[Figure dataset records]
┏━━

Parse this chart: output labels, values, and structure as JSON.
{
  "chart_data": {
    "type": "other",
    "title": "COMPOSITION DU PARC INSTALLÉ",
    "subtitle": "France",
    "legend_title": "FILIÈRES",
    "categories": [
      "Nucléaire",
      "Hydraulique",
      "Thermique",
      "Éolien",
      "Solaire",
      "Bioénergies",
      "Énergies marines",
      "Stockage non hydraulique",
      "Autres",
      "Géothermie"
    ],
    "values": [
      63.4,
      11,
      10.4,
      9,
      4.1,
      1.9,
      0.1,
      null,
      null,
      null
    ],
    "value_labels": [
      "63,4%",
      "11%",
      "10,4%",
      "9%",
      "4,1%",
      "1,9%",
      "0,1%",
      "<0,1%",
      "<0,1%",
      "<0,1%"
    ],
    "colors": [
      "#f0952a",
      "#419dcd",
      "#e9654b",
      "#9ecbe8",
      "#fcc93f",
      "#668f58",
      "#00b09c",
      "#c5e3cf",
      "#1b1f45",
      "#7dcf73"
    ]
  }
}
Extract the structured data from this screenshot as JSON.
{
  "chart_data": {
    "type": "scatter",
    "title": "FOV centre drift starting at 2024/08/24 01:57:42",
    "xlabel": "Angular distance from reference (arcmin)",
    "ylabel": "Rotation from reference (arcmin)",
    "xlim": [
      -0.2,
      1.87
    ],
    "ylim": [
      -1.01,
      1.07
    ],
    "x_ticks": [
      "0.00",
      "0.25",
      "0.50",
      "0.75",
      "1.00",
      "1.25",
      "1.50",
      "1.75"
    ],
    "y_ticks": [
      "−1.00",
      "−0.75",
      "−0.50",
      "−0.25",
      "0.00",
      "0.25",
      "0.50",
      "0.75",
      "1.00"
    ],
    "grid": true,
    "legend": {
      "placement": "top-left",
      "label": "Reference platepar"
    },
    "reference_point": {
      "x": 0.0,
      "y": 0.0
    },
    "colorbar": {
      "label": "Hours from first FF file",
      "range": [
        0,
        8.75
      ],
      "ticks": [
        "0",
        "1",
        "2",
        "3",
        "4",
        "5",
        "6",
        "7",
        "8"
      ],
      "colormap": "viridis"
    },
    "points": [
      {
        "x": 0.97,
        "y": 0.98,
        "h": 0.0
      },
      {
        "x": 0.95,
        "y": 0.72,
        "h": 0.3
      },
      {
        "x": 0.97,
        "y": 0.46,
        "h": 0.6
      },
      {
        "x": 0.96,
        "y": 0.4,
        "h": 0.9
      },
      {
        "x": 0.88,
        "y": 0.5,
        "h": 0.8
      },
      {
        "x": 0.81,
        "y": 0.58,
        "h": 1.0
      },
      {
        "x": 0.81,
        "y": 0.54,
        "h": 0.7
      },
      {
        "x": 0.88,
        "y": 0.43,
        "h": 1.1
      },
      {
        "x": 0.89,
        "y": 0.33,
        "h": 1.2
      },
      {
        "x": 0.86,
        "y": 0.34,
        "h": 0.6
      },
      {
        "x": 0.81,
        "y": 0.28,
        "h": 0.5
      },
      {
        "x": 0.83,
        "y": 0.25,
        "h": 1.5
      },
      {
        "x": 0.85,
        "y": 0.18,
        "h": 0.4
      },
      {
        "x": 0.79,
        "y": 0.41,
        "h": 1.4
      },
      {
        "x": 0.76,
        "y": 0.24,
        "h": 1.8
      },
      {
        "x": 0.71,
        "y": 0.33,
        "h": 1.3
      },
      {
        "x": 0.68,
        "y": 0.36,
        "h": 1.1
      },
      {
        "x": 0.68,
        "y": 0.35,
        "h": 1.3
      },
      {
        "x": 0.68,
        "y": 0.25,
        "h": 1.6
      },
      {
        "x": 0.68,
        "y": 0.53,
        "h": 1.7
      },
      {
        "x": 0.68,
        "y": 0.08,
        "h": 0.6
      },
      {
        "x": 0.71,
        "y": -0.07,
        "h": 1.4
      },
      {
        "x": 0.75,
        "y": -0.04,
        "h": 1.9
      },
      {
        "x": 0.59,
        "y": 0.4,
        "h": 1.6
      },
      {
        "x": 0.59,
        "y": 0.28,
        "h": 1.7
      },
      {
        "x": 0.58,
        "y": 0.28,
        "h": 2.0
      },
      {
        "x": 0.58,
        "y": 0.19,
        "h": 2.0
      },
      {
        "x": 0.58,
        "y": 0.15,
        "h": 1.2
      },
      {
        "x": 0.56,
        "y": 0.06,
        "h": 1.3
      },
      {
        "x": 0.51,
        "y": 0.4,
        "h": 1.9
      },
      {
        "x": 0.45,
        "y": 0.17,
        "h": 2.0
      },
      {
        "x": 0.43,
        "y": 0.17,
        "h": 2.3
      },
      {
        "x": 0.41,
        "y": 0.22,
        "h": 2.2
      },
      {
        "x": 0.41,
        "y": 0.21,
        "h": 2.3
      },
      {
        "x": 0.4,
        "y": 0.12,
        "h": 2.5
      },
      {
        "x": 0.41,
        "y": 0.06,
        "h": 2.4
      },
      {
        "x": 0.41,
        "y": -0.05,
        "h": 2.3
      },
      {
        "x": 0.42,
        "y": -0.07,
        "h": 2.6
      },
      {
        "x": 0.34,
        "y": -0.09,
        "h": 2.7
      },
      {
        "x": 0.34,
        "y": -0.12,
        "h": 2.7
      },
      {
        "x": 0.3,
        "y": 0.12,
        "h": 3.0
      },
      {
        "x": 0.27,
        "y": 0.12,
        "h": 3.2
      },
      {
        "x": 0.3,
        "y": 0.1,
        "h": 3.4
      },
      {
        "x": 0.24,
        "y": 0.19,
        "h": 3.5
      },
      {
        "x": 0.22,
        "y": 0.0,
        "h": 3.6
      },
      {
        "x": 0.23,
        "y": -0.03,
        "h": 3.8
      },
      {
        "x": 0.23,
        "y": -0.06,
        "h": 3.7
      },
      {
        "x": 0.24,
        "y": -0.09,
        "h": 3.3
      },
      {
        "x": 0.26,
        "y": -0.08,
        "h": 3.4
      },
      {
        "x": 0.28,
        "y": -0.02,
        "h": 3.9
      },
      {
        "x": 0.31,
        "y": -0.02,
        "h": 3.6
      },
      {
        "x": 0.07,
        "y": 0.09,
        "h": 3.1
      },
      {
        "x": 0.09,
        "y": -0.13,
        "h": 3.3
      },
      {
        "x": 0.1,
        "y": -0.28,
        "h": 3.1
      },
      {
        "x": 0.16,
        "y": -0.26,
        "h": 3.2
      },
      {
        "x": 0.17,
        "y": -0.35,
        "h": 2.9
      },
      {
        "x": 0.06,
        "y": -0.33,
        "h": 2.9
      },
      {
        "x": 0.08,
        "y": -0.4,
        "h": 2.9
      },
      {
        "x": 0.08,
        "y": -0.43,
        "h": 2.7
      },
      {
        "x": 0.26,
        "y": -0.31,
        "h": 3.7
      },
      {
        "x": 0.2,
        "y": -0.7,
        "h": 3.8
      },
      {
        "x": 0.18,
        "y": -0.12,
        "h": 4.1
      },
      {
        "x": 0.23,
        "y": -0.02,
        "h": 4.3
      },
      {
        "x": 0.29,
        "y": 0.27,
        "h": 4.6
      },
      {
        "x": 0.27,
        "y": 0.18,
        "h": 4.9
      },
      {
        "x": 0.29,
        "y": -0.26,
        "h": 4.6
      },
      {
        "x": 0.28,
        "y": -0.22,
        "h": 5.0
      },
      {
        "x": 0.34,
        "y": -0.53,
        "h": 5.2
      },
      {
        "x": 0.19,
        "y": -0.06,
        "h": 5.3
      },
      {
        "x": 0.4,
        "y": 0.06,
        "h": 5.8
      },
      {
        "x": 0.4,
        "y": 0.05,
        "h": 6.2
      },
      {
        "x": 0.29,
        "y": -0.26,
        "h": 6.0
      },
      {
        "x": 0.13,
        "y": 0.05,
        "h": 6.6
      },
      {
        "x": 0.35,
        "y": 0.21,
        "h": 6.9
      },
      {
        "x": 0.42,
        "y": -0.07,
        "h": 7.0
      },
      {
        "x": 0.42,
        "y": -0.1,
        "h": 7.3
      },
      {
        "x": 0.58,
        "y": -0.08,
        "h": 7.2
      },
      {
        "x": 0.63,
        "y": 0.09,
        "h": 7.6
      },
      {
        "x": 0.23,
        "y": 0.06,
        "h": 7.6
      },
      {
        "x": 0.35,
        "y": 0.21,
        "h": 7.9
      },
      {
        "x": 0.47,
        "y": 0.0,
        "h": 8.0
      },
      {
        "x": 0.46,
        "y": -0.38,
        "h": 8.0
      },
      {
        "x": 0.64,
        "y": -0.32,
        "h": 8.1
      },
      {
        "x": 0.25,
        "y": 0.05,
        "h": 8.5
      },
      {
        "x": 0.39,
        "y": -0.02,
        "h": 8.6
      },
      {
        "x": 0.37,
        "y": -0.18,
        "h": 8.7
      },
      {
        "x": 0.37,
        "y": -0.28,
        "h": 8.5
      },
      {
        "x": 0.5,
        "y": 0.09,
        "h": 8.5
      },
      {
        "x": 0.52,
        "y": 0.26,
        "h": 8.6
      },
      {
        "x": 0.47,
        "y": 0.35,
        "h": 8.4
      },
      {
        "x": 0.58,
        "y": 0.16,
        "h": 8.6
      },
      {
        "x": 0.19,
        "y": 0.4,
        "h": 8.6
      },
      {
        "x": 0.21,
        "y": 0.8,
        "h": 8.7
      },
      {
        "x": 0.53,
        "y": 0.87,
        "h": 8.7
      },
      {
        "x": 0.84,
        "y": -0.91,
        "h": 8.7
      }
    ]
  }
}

┗━━

• _INSTRUCTIONS FOR THE TASK_: Consider the entries above and return each line with the string "this".

• _REPLY_:
Parse this chart: output labels, values, and structure as JSON.
Extract the structured data from this screenshot as JSON.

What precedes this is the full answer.